■ Task directions ■
Pictures within the data are to be left out; everything else must be reproduced exactly.

◆ ◆ ◆ ◆ ◆ ◆ ◆

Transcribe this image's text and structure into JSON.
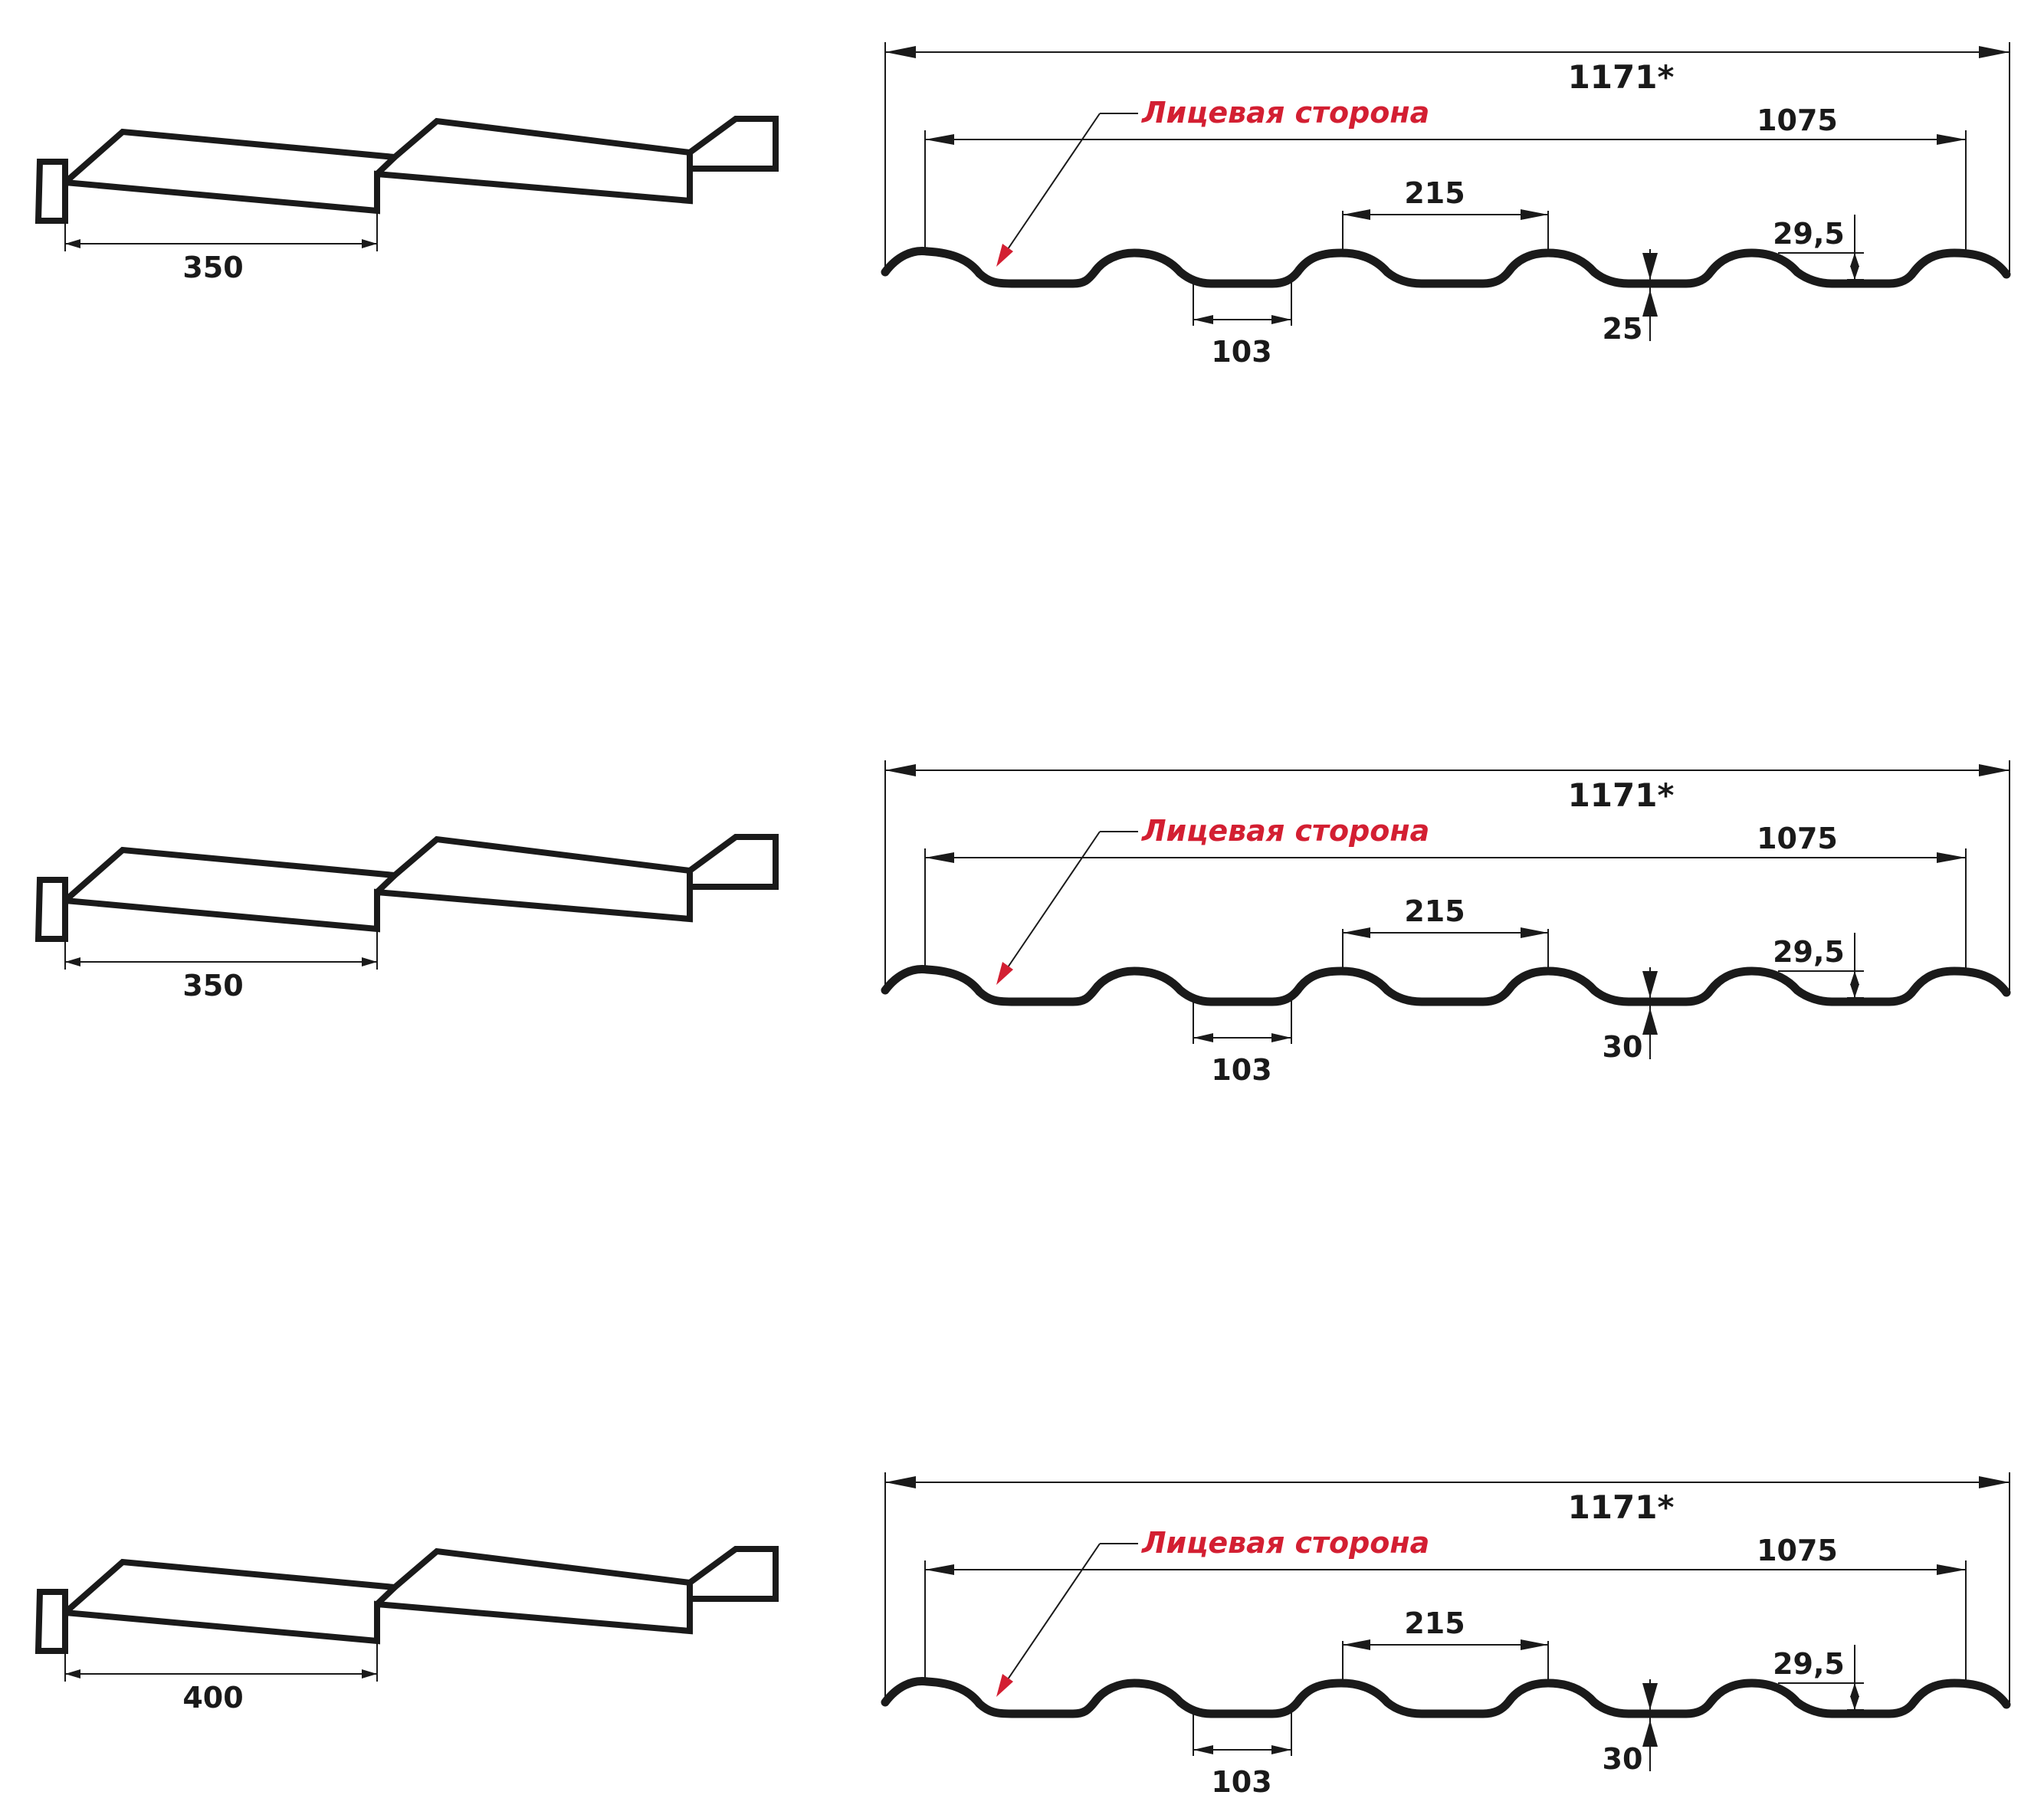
{
  "panels": [
    {
      "side_width": "350",
      "total_width": "1171*",
      "effective_width": "1075",
      "face_side_label": "Лицевая сторона",
      "pitch": "215",
      "trough_width": "103",
      "wave_height": "29,5",
      "step_height": "25"
    },
    {
      "side_width": "350",
      "total_width": "1171*",
      "effective_width": "1075",
      "face_side_label": "Лицевая сторона",
      "pitch": "215",
      "trough_width": "103",
      "wave_height": "29,5",
      "step_height": "30"
    },
    {
      "side_width": "400",
      "total_width": "1171*",
      "effective_width": "1075",
      "face_side_label": "Лицевая сторона",
      "pitch": "215",
      "trough_width": "103",
      "wave_height": "29,5",
      "step_height": "30"
    }
  ],
  "colors": {
    "line": "#1a1a1a",
    "accent": "#d31f32"
  }
}
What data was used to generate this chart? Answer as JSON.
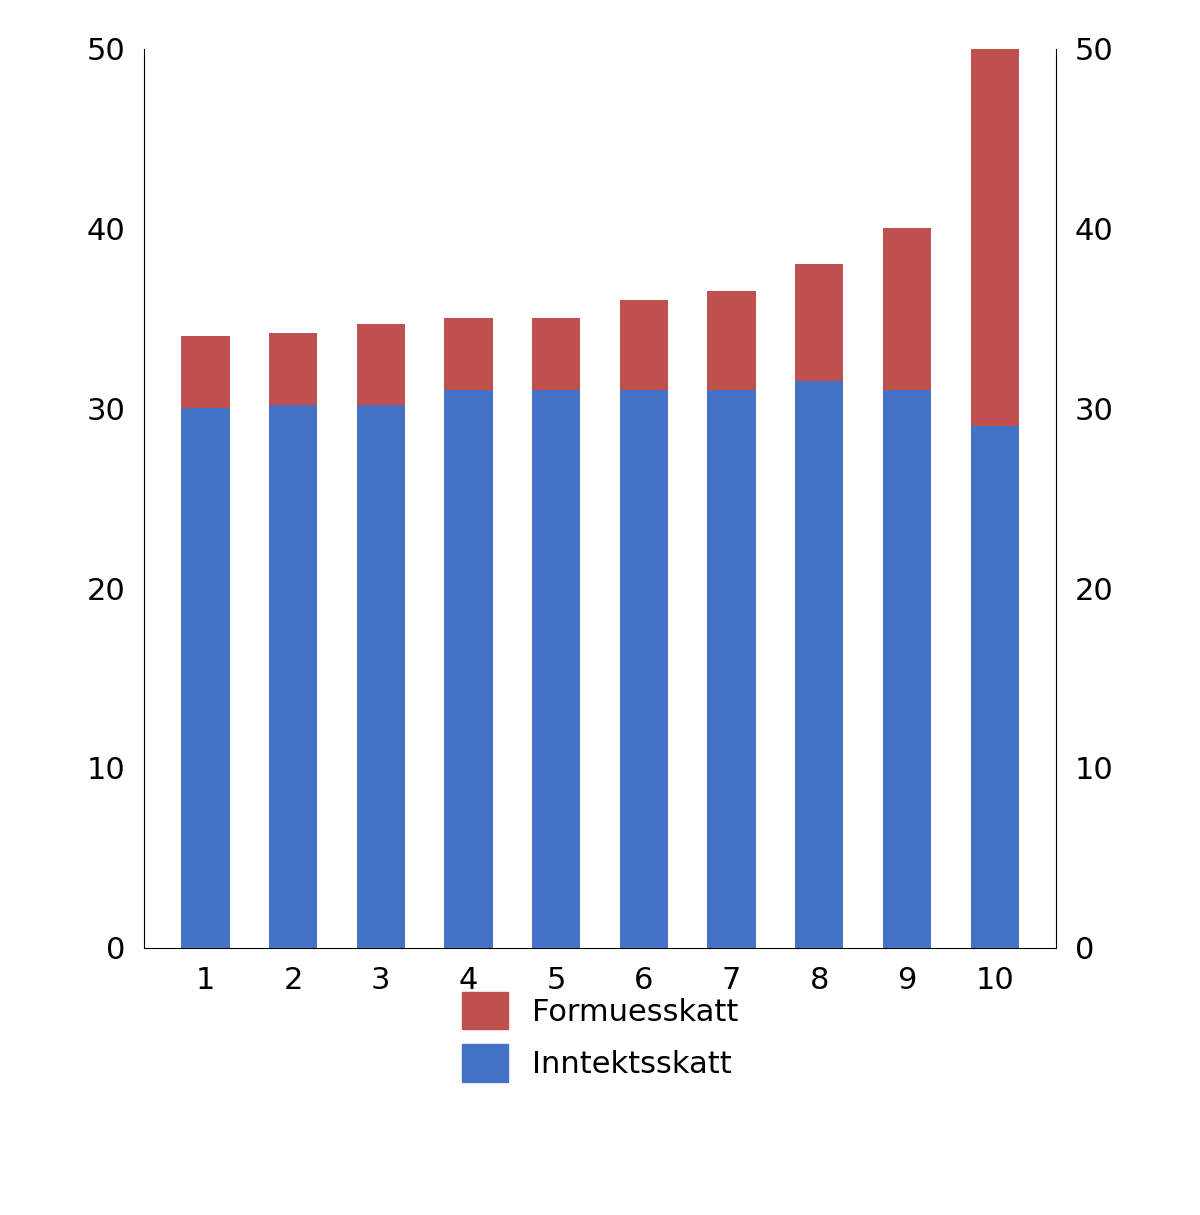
{
  "categories": [
    1,
    2,
    3,
    4,
    5,
    6,
    7,
    8,
    9,
    10
  ],
  "inntektsskatt": [
    30.0,
    30.2,
    30.2,
    31.0,
    31.0,
    31.0,
    31.0,
    31.5,
    31.0,
    29.0
  ],
  "formuesskatt": [
    4.0,
    4.0,
    4.5,
    4.0,
    4.0,
    5.0,
    5.5,
    6.5,
    9.0,
    21.0
  ],
  "inntektsskatt_color": "#4472C4",
  "formuesskatt_color": "#C0504D",
  "background_color": "#FFFFFF",
  "ylim": [
    0,
    50
  ],
  "yticks": [
    0,
    10,
    20,
    30,
    40,
    50
  ],
  "legend_labels": [
    "Formuesskatt",
    "Inntektsskatt"
  ],
  "bar_width": 0.55,
  "tick_fontsize": 22,
  "legend_fontsize": 22
}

◆ ◆ ◆ ◆ ◆ ◆ ◆

■ Exercise output ■
Transcribe this image's text and structure into JSON.
{
  "panels": [
    {
      "side_width": "350",
      "total_width": "1171*",
      "effective_width": "1075",
      "face_side_label": "Лицевая сторона",
      "pitch": "215",
      "trough_width": "103",
      "wave_height": "29,5",
      "step_height": "25"
    },
    {
      "side_width": "350",
      "total_width": "1171*",
      "effective_width": "1075",
      "face_side_label": "Лицевая сторона",
      "pitch": "215",
      "trough_width": "103",
      "wave_height": "29,5",
      "step_height": "30"
    },
    {
      "side_width": "400",
      "total_width": "1171*",
      "effective_width": "1075",
      "face_side_label": "Лицевая сторона",
      "pitch": "215",
      "trough_width": "103",
      "wave_height": "29,5",
      "step_height": "30"
    }
  ],
  "colors": {
    "line": "#1a1a1a",
    "accent": "#d31f32"
  }
}
What data was used to generate this chart? Answer as JSON.
{
  "categories": [
    1,
    2,
    3,
    4,
    5,
    6,
    7,
    8,
    9,
    10
  ],
  "inntektsskatt": [
    30.0,
    30.2,
    30.2,
    31.0,
    31.0,
    31.0,
    31.0,
    31.5,
    31.0,
    29.0
  ],
  "formuesskatt": [
    4.0,
    4.0,
    4.5,
    4.0,
    4.0,
    5.0,
    5.5,
    6.5,
    9.0,
    21.0
  ],
  "inntektsskatt_color": "#4472C4",
  "formuesskatt_color": "#C0504D",
  "background_color": "#FFFFFF",
  "ylim": [
    0,
    50
  ],
  "yticks": [
    0,
    10,
    20,
    30,
    40,
    50
  ],
  "legend_labels": [
    "Formuesskatt",
    "Inntektsskatt"
  ],
  "bar_width": 0.55,
  "tick_fontsize": 22,
  "legend_fontsize": 22
}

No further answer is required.